— Start Records for the exercise —

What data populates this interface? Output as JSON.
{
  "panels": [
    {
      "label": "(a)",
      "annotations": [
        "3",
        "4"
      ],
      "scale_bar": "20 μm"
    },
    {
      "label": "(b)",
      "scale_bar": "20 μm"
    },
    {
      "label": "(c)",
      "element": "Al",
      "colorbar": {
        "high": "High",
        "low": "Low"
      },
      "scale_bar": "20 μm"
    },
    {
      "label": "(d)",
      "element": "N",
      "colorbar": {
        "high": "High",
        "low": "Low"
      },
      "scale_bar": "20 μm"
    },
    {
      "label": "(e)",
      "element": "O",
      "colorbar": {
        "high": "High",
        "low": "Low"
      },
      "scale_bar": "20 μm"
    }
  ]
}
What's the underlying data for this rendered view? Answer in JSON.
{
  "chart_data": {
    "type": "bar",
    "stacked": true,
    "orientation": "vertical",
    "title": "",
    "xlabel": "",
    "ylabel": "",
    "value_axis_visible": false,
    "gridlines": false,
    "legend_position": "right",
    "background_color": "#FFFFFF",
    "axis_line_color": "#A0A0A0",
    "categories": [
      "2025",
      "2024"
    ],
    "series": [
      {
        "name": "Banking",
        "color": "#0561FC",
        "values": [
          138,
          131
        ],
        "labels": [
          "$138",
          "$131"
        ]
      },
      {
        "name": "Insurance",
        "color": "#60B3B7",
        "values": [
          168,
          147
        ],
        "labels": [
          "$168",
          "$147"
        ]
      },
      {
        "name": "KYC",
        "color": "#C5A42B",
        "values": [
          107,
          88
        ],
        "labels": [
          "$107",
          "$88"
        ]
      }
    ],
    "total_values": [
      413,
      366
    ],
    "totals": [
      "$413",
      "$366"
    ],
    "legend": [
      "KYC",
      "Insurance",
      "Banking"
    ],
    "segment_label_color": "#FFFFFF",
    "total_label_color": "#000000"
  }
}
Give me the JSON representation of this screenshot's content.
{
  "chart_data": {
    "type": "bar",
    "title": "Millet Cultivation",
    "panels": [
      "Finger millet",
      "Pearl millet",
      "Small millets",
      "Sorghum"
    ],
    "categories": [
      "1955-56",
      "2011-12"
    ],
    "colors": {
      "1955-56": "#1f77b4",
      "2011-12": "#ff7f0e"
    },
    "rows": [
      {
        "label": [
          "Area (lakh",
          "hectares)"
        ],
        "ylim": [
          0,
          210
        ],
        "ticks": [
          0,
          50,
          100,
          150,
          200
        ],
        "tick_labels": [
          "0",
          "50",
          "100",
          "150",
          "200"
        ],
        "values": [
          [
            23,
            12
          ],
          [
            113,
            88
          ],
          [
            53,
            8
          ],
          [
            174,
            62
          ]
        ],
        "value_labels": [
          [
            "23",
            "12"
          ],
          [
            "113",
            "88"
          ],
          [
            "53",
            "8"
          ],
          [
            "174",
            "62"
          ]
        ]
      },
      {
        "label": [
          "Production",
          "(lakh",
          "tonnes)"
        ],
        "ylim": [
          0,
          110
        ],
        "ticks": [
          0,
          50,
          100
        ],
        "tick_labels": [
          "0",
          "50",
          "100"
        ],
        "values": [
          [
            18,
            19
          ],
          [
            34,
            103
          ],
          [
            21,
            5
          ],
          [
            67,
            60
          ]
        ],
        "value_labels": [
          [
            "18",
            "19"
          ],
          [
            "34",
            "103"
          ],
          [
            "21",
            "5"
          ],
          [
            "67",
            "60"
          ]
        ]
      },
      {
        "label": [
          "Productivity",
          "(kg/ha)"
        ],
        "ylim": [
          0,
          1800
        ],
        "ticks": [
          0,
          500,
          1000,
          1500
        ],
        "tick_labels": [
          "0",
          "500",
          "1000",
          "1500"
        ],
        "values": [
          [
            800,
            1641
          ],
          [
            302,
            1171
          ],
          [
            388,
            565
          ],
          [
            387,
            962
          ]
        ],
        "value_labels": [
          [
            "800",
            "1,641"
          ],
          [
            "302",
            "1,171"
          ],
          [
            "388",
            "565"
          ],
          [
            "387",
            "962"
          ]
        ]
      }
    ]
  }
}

— End Records for the exercise —

**Exercise instructions**
Type out the material again exactly as presented.

**Answer for this exercise**
What data populates this interface? Output as JSON.
{
  "panels": [
    {
      "label": "(a)",
      "annotations": [
        "3",
        "4"
      ],
      "scale_bar": "20 μm"
    },
    {
      "label": "(b)",
      "scale_bar": "20 μm"
    },
    {
      "label": "(c)",
      "element": "Al",
      "colorbar": {
        "high": "High",
        "low": "Low"
      },
      "scale_bar": "20 μm"
    },
    {
      "label": "(d)",
      "element": "N",
      "colorbar": {
        "high": "High",
        "low": "Low"
      },
      "scale_bar": "20 μm"
    },
    {
      "label": "(e)",
      "element": "O",
      "colorbar": {
        "high": "High",
        "low": "Low"
      },
      "scale_bar": "20 μm"
    }
  ]
}
What's the underlying data for this rendered view? Answer in JSON.
{
  "chart_data": {
    "type": "bar",
    "stacked": true,
    "orientation": "vertical",
    "title": "",
    "xlabel": "",
    "ylabel": "",
    "value_axis_visible": false,
    "gridlines": false,
    "legend_position": "right",
    "background_color": "#FFFFFF",
    "axis_line_color": "#A0A0A0",
    "categories": [
      "2025",
      "2024"
    ],
    "series": [
      {
        "name": "Banking",
        "color": "#0561FC",
        "values": [
          138,
          131
        ],
        "labels": [
          "$138",
          "$131"
        ]
      },
      {
        "name": "Insurance",
        "color": "#60B3B7",
        "values": [
          168,
          147
        ],
        "labels": [
          "$168",
          "$147"
        ]
      },
      {
        "name": "KYC",
        "color": "#C5A42B",
        "values": [
          107,
          88
        ],
        "labels": [
          "$107",
          "$88"
        ]
      }
    ],
    "total_values": [
      413,
      366
    ],
    "totals": [
      "$413",
      "$366"
    ],
    "legend": [
      "KYC",
      "Insurance",
      "Banking"
    ],
    "segment_label_color": "#FFFFFF",
    "total_label_color": "#000000"
  }
}
Give me the JSON representation of this screenshot's content.
{
  "chart_data": {
    "type": "bar",
    "title": "Millet Cultivation",
    "panels": [
      "Finger millet",
      "Pearl millet",
      "Small millets",
      "Sorghum"
    ],
    "categories": [
      "1955-56",
      "2011-12"
    ],
    "colors": {
      "1955-56": "#1f77b4",
      "2011-12": "#ff7f0e"
    },
    "rows": [
      {
        "label": [
          "Area (lakh",
          "hectares)"
        ],
        "ylim": [
          0,
          210
        ],
        "ticks": [
          0,
          50,
          100,
          150,
          200
        ],
        "tick_labels": [
          "0",
          "50",
          "100",
          "150",
          "200"
        ],
        "values": [
          [
            23,
            12
          ],
          [
            113,
            88
          ],
          [
            53,
            8
          ],
          [
            174,
            62
          ]
        ],
        "value_labels": [
          [
            "23",
            "12"
          ],
          [
            "113",
            "88"
          ],
          [
            "53",
            "8"
          ],
          [
            "174",
            "62"
          ]
        ]
      },
      {
        "label": [
          "Production",
          "(lakh",
          "tonnes)"
        ],
        "ylim": [
          0,
          110
        ],
        "ticks": [
          0,
          50,
          100
        ],
        "tick_labels": [
          "0",
          "50",
          "100"
        ],
        "values": [
          [
            18,
            19
          ],
          [
            34,
            103
          ],
          [
            21,
            5
          ],
          [
            67,
            60
          ]
        ],
        "value_labels": [
          [
            "18",
            "19"
          ],
          [
            "34",
            "103"
          ],
          [
            "21",
            "5"
          ],
          [
            "67",
            "60"
          ]
        ]
      },
      {
        "label": [
          "Productivity",
          "(kg/ha)"
        ],
        "ylim": [
          0,
          1800
        ],
        "ticks": [
          0,
          500,
          1000,
          1500
        ],
        "tick_labels": [
          "0",
          "500",
          "1000",
          "1500"
        ],
        "values": [
          [
            800,
            1641
          ],
          [
            302,
            1171
          ],
          [
            388,
            565
          ],
          [
            387,
            962
          ]
        ],
        "value_labels": [
          [
            "800",
            "1,641"
          ],
          [
            "302",
            "1,171"
          ],
          [
            "388",
            "565"
          ],
          [
            "387",
            "962"
          ]
        ]
      }
    ]
  }
}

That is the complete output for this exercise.